* [Task] Find every line containing the word "pivottail" in the records below; report only how many there are.

<<<<

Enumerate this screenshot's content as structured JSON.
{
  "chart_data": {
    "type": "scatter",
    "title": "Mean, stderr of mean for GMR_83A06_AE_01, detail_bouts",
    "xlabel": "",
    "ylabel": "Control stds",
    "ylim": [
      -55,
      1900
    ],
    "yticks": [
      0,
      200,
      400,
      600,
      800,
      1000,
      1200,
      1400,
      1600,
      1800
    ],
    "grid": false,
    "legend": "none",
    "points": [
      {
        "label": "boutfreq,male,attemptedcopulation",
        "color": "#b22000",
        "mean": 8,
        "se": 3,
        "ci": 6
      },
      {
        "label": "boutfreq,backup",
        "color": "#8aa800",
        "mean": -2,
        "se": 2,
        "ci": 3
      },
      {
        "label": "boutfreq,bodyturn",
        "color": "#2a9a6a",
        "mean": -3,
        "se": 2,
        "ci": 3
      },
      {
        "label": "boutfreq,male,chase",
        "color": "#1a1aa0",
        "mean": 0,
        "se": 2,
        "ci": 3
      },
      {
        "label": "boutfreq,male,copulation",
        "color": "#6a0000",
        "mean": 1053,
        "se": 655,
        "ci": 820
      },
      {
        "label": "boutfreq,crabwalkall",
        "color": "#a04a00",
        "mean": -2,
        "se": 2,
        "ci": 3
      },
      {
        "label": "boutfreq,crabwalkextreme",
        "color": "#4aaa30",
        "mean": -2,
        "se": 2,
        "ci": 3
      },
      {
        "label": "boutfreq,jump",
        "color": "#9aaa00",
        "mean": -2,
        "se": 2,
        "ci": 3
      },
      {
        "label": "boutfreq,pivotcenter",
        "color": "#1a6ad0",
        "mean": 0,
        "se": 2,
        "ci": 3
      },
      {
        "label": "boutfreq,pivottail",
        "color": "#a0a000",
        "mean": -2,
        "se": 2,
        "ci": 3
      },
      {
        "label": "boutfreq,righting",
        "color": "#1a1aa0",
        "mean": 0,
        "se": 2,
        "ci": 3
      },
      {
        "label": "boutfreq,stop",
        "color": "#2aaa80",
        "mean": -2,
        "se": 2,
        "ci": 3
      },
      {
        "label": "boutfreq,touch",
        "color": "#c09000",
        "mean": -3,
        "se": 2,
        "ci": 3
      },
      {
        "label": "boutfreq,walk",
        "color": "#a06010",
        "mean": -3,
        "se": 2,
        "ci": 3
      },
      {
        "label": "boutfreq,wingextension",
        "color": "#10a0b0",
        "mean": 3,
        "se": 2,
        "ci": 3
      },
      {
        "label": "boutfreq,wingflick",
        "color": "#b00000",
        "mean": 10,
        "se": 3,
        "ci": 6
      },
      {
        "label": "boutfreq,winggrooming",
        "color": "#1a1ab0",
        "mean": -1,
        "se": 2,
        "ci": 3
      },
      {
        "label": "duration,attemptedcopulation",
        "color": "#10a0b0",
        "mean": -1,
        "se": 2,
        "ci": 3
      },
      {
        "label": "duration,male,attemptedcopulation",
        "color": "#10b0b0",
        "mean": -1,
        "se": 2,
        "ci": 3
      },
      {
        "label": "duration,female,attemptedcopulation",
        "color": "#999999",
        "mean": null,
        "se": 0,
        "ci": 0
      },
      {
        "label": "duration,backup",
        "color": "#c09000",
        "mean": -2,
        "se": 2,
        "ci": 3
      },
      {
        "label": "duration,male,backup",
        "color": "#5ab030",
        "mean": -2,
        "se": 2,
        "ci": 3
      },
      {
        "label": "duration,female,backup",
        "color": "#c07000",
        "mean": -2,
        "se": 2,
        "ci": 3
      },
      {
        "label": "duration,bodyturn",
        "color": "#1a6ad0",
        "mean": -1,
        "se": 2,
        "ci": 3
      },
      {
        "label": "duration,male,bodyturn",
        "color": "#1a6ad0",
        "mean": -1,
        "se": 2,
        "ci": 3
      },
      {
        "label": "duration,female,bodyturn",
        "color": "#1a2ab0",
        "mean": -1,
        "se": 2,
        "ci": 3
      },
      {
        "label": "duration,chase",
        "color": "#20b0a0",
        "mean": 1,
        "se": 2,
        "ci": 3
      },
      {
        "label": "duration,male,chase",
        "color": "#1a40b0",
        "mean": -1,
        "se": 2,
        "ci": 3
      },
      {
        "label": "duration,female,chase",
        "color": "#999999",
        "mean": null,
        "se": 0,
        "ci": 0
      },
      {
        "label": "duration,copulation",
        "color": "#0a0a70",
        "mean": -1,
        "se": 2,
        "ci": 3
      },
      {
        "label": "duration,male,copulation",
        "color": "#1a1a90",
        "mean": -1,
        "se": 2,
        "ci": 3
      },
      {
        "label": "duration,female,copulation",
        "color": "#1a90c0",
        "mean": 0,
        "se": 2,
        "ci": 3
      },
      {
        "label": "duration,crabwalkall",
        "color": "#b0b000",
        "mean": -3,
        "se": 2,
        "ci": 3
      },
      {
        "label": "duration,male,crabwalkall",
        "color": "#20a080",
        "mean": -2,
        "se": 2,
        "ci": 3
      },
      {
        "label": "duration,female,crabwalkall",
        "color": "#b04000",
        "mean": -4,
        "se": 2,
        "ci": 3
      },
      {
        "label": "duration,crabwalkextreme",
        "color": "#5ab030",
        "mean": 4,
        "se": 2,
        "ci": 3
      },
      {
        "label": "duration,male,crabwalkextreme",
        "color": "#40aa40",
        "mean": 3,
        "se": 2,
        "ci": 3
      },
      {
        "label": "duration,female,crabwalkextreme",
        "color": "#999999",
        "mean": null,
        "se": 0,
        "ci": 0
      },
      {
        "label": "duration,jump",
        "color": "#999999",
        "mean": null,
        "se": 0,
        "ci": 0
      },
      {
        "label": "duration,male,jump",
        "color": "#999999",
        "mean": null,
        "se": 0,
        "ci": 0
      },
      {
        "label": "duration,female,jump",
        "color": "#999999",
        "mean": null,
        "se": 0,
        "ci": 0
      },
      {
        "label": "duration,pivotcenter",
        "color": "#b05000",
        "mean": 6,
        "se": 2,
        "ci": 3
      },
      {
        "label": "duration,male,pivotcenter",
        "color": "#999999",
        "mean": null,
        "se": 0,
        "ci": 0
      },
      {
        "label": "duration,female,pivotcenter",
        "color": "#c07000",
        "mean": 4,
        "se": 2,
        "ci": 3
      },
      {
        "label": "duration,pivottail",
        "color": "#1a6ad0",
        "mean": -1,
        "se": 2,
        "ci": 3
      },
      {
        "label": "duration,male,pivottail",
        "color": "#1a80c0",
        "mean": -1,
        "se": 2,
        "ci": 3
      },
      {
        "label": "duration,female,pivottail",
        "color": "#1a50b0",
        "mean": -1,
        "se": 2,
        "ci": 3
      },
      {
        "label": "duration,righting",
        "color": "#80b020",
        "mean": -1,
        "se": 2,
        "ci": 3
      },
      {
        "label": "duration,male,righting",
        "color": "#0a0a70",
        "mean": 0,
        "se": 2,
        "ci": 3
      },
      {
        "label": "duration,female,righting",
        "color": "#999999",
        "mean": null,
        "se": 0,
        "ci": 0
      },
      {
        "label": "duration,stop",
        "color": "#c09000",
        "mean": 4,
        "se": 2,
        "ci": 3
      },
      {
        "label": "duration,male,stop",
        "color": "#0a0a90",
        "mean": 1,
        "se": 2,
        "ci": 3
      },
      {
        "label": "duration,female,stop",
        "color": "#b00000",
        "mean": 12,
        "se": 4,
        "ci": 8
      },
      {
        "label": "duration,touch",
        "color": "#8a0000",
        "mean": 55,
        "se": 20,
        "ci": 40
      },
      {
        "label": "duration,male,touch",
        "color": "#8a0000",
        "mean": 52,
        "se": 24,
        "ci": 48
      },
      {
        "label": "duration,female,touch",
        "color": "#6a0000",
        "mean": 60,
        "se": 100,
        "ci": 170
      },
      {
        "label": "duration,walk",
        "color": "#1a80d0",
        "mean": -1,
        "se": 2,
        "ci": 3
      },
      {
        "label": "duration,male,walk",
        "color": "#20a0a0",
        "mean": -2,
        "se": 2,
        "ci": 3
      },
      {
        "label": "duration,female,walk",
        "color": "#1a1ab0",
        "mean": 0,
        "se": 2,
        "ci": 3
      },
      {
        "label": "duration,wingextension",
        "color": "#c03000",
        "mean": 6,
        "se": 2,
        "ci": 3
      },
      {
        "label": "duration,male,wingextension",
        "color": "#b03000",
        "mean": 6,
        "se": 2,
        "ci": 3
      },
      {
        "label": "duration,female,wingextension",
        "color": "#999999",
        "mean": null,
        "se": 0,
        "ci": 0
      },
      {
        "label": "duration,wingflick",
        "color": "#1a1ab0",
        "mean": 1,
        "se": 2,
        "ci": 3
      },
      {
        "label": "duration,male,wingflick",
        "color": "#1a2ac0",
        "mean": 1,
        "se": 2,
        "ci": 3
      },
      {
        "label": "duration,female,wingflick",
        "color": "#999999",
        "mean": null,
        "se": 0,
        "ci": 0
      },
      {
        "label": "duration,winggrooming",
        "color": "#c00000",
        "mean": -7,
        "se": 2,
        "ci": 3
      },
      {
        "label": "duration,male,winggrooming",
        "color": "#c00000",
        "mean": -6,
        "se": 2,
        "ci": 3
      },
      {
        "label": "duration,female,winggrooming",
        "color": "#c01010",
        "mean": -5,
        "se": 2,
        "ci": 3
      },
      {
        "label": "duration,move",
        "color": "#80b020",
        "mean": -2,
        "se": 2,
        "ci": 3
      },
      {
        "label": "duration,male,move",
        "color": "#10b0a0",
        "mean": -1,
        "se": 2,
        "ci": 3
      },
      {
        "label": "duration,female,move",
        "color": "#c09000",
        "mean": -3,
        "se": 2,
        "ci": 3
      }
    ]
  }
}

>>>>

* [Task solution] 4